TASK PROMPT: Skip all pictures, then print the remaining material exactly.

• • •

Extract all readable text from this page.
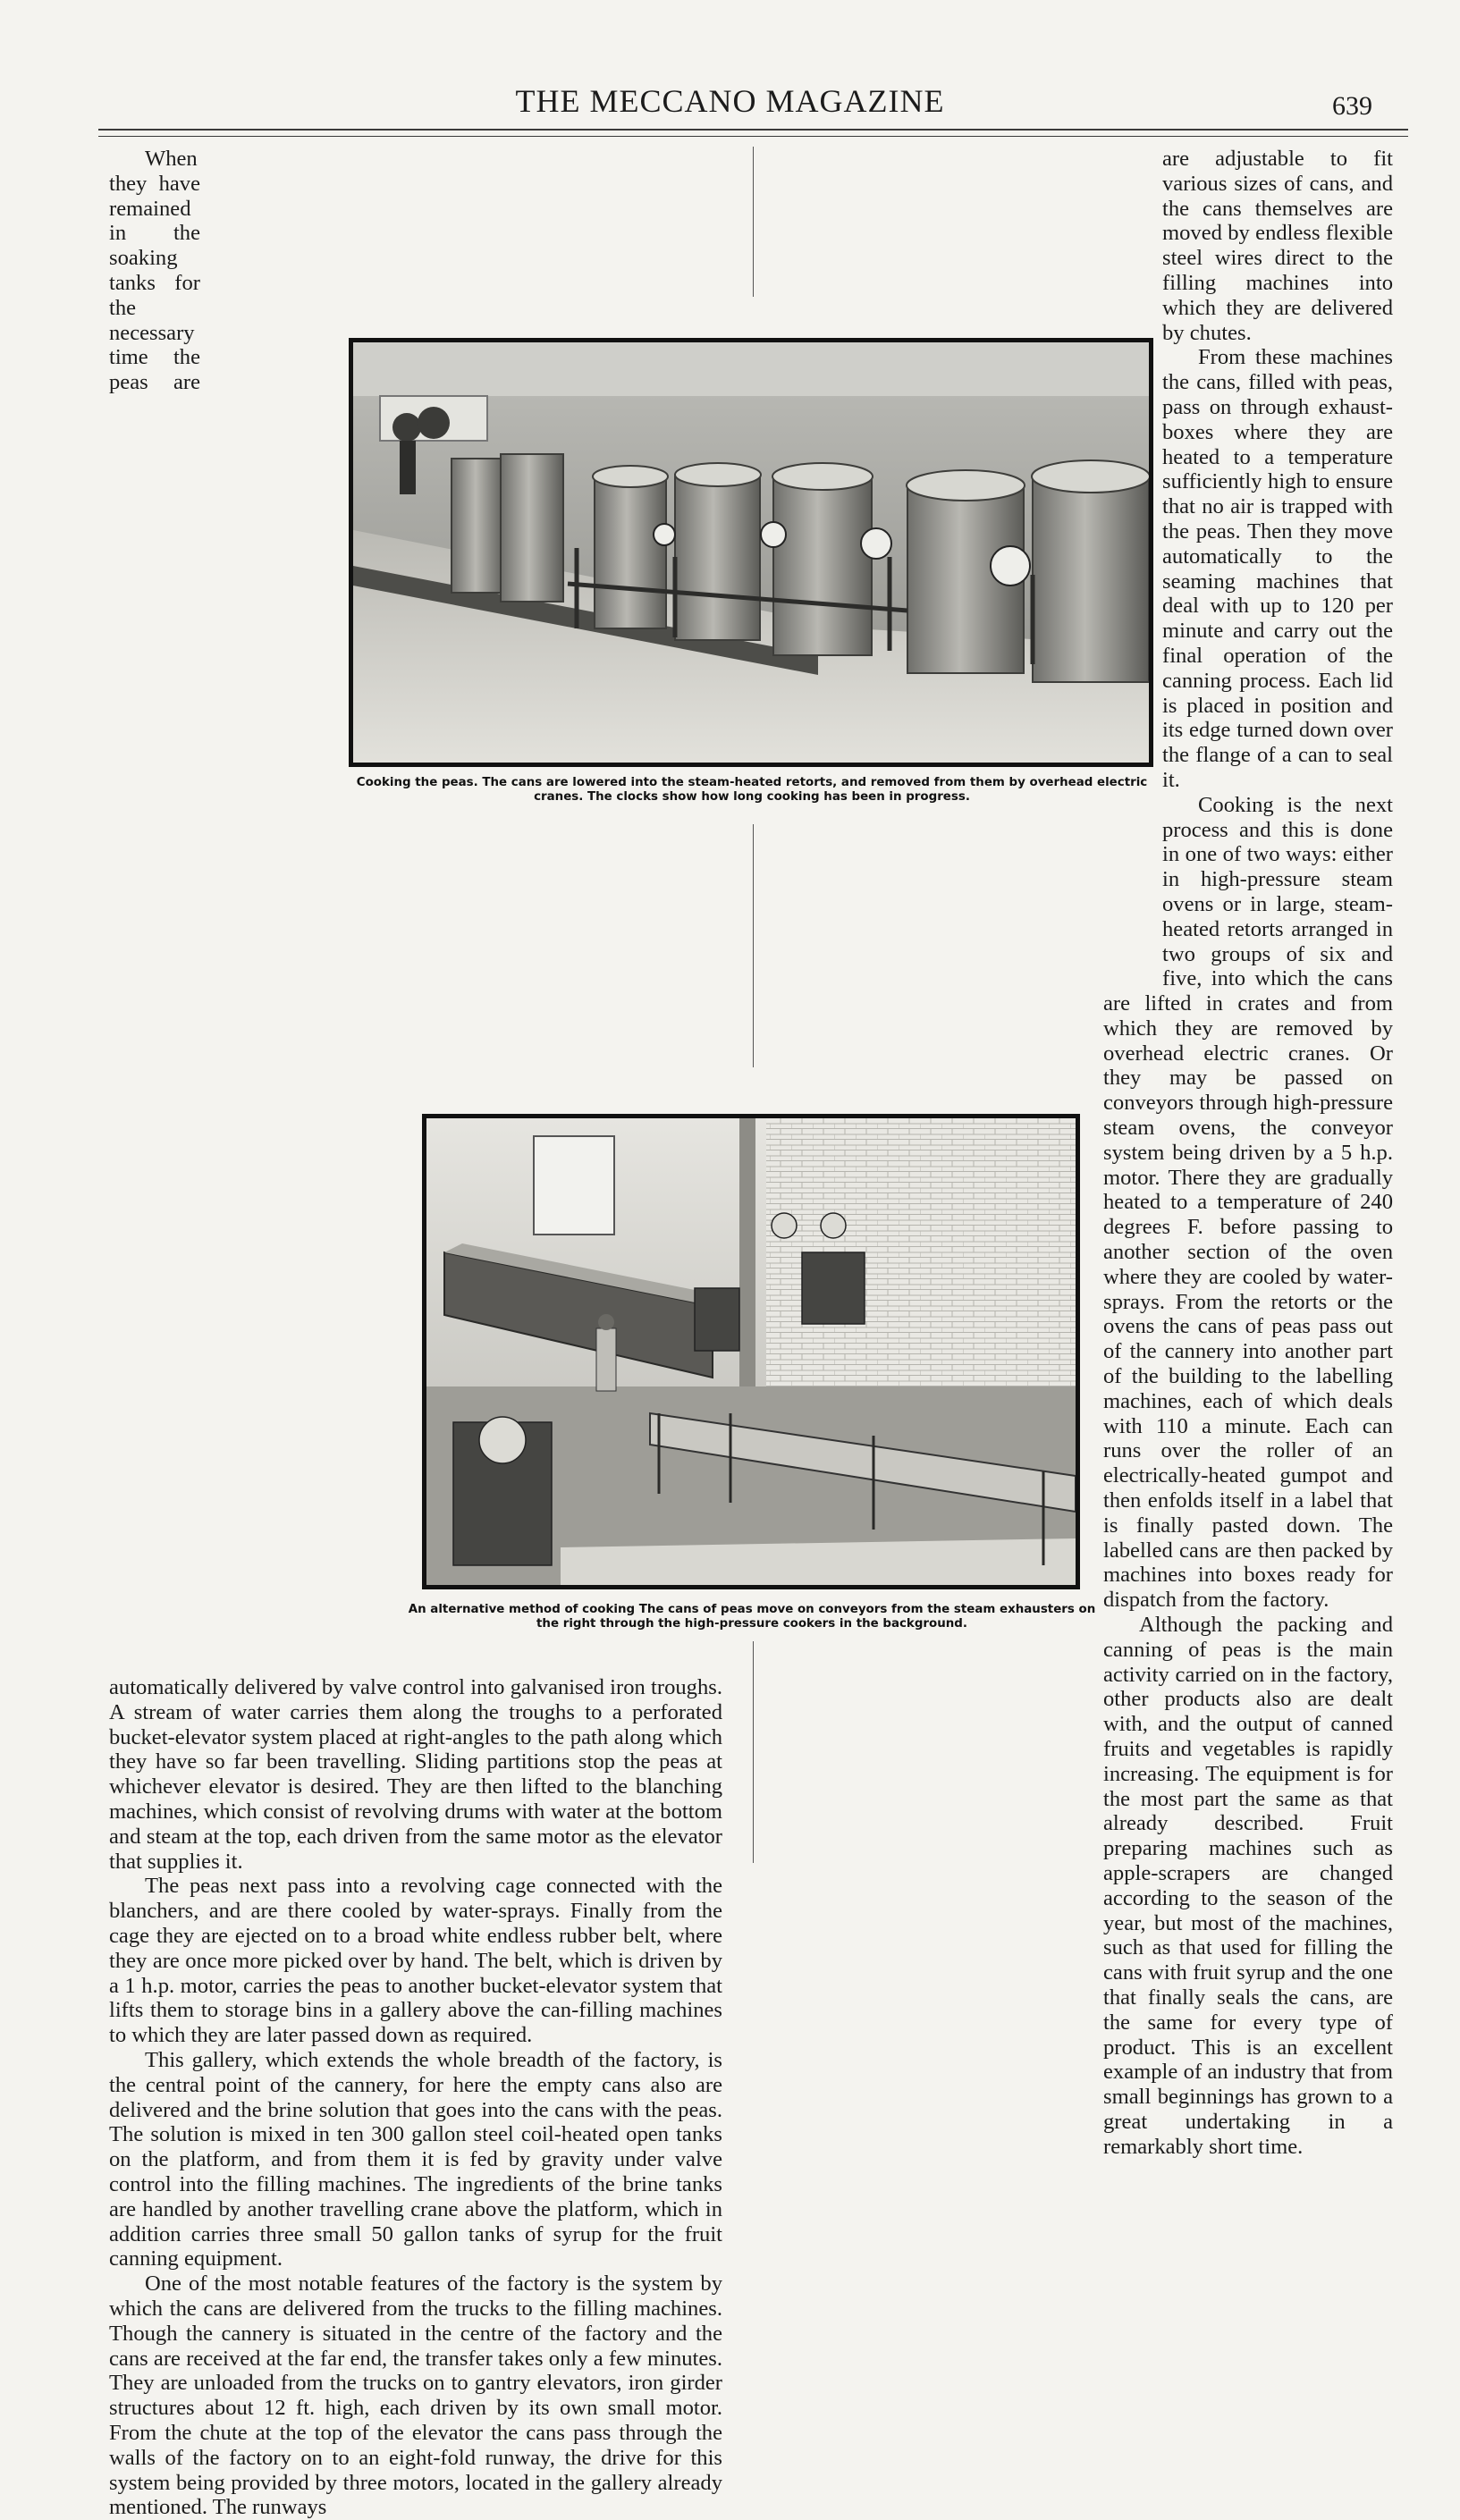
THE MECCANO MAGAZINE	639

When they have remained in the soaking tanks for the necessary time the peas are automatically delivered by valve control into galvanised iron troughs. A stream of water carries them along the troughs to a perforated bucket-elevator system placed at right-angles to the path along which they have so far been travelling. Sliding partitions stop the peas at whichever elevator is desired. They are then lifted to the blanching machines, which consist of revolving drums with water at the bottom and steam at the top, each driven from the same motor as the elevator that supplies it.

The peas next pass into a revolving cage connected with the blanchers, and are there cooled by water-sprays. Finally from the cage they are ejected on to a broad white endless rubber belt, where they are once more picked over by hand. The belt, which is driven by a 1 h.p. motor, carries the peas to another bucket-elevator system that lifts them to storage bins in a gallery above the can-filling machines to which they are later passed down as required.

This gallery, which extends the whole breadth of the factory, is the central point of the cannery, for here the empty cans also are delivered and the brine solution that goes into the cans with the peas. The solution is mixed in ten 300 gallon steel coil-heated open tanks on the platform, and from them it is fed by gravity under valve control into the filling machines. The ingredients of the brine tanks are handled by another travelling crane above the platform, which in addition carries three small 50 gallon tanks of syrup for the fruit canning equipment.

One of the most notable features of the factory is the system by which the cans are delivered from the trucks to the filling machines. Though the cannery is situated in the centre of the factory and the cans are received at the far end, the transfer takes only a few minutes. They are unloaded from the trucks on to gantry elevators, iron girder structures about 12 ft. high, each driven by its own small motor. From the chute at the top of the elevator the cans pass through the walls of the factory on to an eight-fold runway, the drive for this system being provided by three motors, located in the gallery already mentioned. The runways

are adjustable to fit various sizes of cans, and the cans themselves are moved by endless flexible steel wires direct to the filling machines into which they are delivered by chutes.

From these machines the cans, filled with peas, pass on through exhaust-boxes where they are heated to a temperature sufficiently high to ensure that no air is trapped with the peas. Then they move automatically to the seaming machines that deal with up to 120 per minute and carry out the final operation of the canning process. Each lid is placed in position and its edge turned down over the flange of a can to seal it.

Cooking is the next process and this is done in one of two ways: either in high-pressure steam ovens or in large, steam-heated retorts arranged in two groups of six and five, into which the cans are lifted in crates and from which they are removed by overhead electric cranes. Or they may be passed on conveyors through high-pressure steam ovens, the conveyor system being driven by a 5 h.p. motor. There they are gradually heated to a temperature of 240 degrees F. before passing to another section of the oven where they are cooled by water-sprays. From the retorts or the ovens the cans of peas pass out of the cannery into another part of the building to the labelling machines, each of which deals with 110 a minute. Each can runs over the roller of an electrically-heated gumpot and then enfolds itself in a label that is finally pasted down. The labelled cans are then packed by machines into boxes ready for dispatch from the factory.

Although the packing and canning of peas is the main activity carried on in the factory, other products also are dealt with, and the output of canned fruits and vegetables is rapidly increasing. The equipment is for the most part the same as that already described. Fruit preparing machines such as apple-scrapers are changed according to the season of the year, but most of the machines, such as that used for filling the cans with fruit syrup and the one that finally seals the cans, are the same for every type of product. This is an excellent example of an industry that from small beginnings has grown to a great undertaking in a remarkably short time.

Cooking the peas. The cans are lowered into the steam-heated retorts, and removed from them by overhead electric cranes. The clocks show how long cooking has been in progress.
An alternative method of cooking The cans of peas move on conveyors from the steam exhausters on the right through the high-pressure cookers in the background.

• • •

OUTPUT FOR THIS EXERCISE:
Extract all readable text from this page.
THE MECCANO MAGAZINE	639

When they have remained in the soaking tanks for the necessary time the peas are automatically delivered by valve control into galvanised iron troughs. A stream of water carries them along the troughs to a perforated bucket-elevator system placed at right-angles to the path along which they have so far been travelling. Sliding partitions stop the peas at whichever elevator is desired. They are then lifted to the blanching machines, which consist of revolving drums with water at the bottom and steam at the top, each driven from the same motor as the elevator that supplies it.

The peas next pass into a revolving cage connected with the blanchers, and are there cooled by water-sprays. Finally from the cage they are ejected on to a broad white endless rubber belt, where they are once more picked over by hand. The belt, which is driven by a 1 h.p. motor, carries the peas to another bucket-elevator system that lifts them to storage bins in a gallery above the can-filling machines to which they are later passed down as required.

This gallery, which extends the whole breadth of the factory, is the central point of the cannery, for here the empty cans also are delivered and the brine solution that goes into the cans with the peas. The solution is mixed in ten 300 gallon steel coil-heated open tanks on the platform, and from them it is fed by gravity under valve control into the filling machines. The ingredients of the brine tanks are handled by another travelling crane above the platform, which in addition carries three small 50 gallon tanks of syrup for the fruit canning equipment.

One of the most notable features of the factory is the system by which the cans are delivered from the trucks to the filling machines. Though the cannery is situated in the centre of the factory and the cans are received at the far end, the transfer takes only a few minutes. They are unloaded from the trucks on to gantry elevators, iron girder structures about 12 ft. high, each driven by its own small motor. From the chute at the top of the elevator the cans pass through the walls of the factory on to an eight-fold runway, the drive for this system being provided by three motors, located in the gallery already mentioned. The runways

are adjustable to fit various sizes of cans, and the cans themselves are moved by endless flexible steel wires direct to the filling machines into which they are delivered by chutes.

From these machines the cans, filled with peas, pass on through exhaust-boxes where they are heated to a temperature sufficiently high to ensure that no air is trapped with the peas. Then they move automatically to the seaming machines that deal with up to 120 per minute and carry out the final operation of the canning process. Each lid is placed in position and its edge turned down over the flange of a can to seal it.

Cooking is the next process and this is done in one of two ways: either in high-pressure steam ovens or in large, steam-heated retorts arranged in two groups of six and five, into which the cans are lifted in crates and from which they are removed by overhead electric cranes. Or they may be passed on conveyors through high-pressure steam ovens, the conveyor system being driven by a 5 h.p. motor. There they are gradually heated to a temperature of 240 degrees F. before passing to another section of the oven where they are cooled by water-sprays. From the retorts or the ovens the cans of peas pass out of the cannery into another part of the building to the labelling machines, each of which deals with 110 a minute. Each can runs over the roller of an electrically-heated gumpot and then enfolds itself in a label that is finally pasted down. The labelled cans are then packed by machines into boxes ready for dispatch from the factory.

Although the packing and canning of peas is the main activity carried on in the factory, other products also are dealt with, and the output of canned fruits and vegetables is rapidly increasing. The equipment is for the most part the same as that already described. Fruit preparing machines such as apple-scrapers are changed according to the season of the year, but most of the machines, such as that used for filling the cans with fruit syrup and the one that finally seals the cans, are the same for every type of product. This is an excellent example of an industry that from small beginnings has grown to a great undertaking in a remarkably short time.

Cooking the peas. The cans are lowered into the steam-heated retorts, and removed from them by overhead electric cranes. The clocks show how long cooking has been in progress.
An alternative method of cooking The cans of peas move on conveyors from the steam exhausters on the right through the high-pressure cookers in the background.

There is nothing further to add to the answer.